## begin EXTRACTED DATA

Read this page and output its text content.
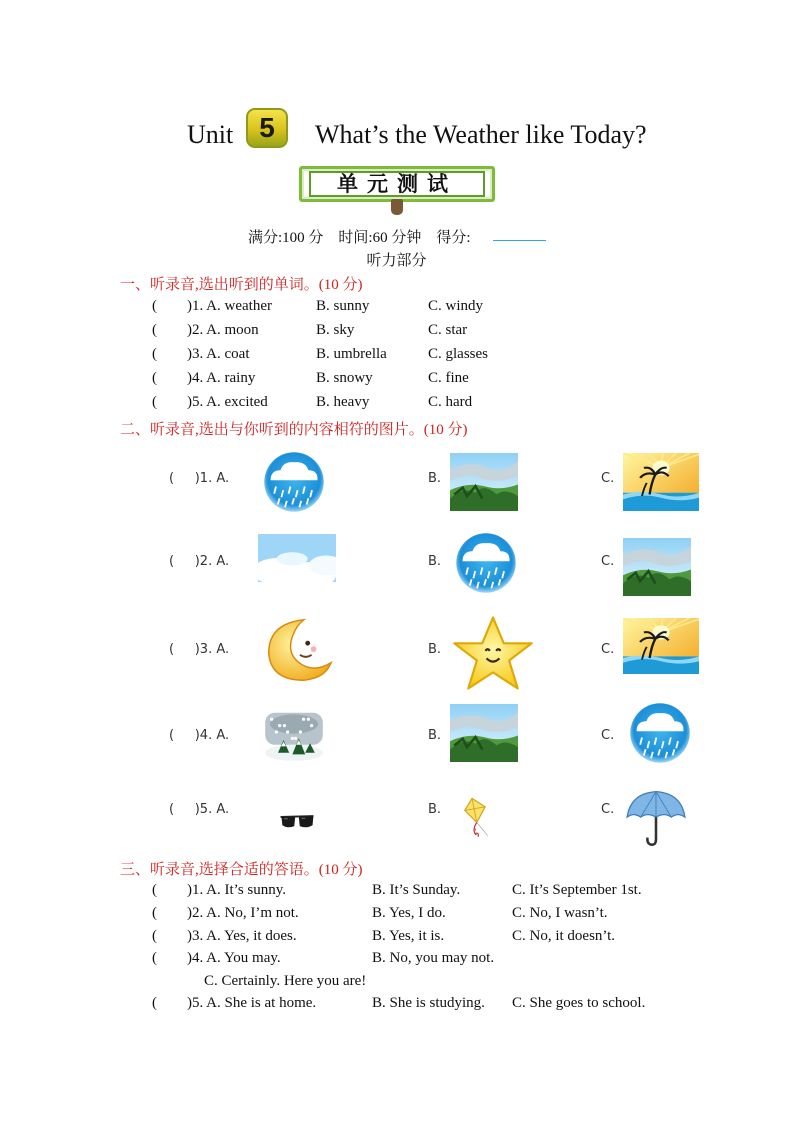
Unit 5	What’s the Weather like Today?
单元测试
满分:100 分    时间:60 分钟    得分:
听力部分
一、听录音,选出听到的单词。(10 分)
( )1. A. weather	B. sunny	C. windy
( )2. A. moon	B. sky	C. star
( )3. A. coat	B. umbrella	C. glasses
( )4. A. rainy	B. snowy	C. fine
( )5. A. excited	B. heavy	C. hard
二、听录音,选出与你听到的内容相符的图片。(10 分)
(     )1. A.	B.	C.
(     )2. A.	B.	C.
(     )3. A.	B.	C.
(     )4. A.	B.	C.
(     )5. A.	B.	C.
三、听录音,选择合适的答语。(10 分)
( )1. A. It’s sunny.	B. It’s Sunday.	C. It’s September 1st.
( )2. A. No, I’m not.	B. Yes, I do.	C. No, I wasn’t.
( )3. A. Yes, it does.	B. Yes, it is.	C. No, it doesn’t.
( )4. A. You may.	B. No, you may not.
C. Certainly. Here you are!
( )5. A. She is at home.	B. She is studying. C. She goes to school.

## end EXTRACTED DATA

EXERCISE AIM: With the pictures left out, transcribe the material exactly.

RESPONSE:
Read this page and output its text content.
Unit 5	What’s the Weather like Today?
单元测试
满分:100 分    时间:60 分钟    得分:
听力部分
一、听录音,选出听到的单词。(10 分)
( )1. A. weather	B. sunny	C. windy
( )2. A. moon	B. sky	C. star
( )3. A. coat	B. umbrella	C. glasses
( )4. A. rainy	B. snowy	C. fine
( )5. A. excited	B. heavy	C. hard
二、听录音,选出与你听到的内容相符的图片。(10 分)
(     )1. A.	B.	C.
(     )2. A.	B.	C.
(     )3. A.	B.	C.
(     )4. A.	B.	C.
(     )5. A.	B.	C.
三、听录音,选择合适的答语。(10 分)
( )1. A. It’s sunny.	B. It’s Sunday.	C. It’s September 1st.
( )2. A. No, I’m not.	B. Yes, I do.	C. No, I wasn’t.
( )3. A. Yes, it does.	B. Yes, it is.	C. No, it doesn’t.
( )4. A. You may.	B. No, you may not.
C. Certainly. Here you are!
( )5. A. She is at home.	B. She is studying. C. She goes to school.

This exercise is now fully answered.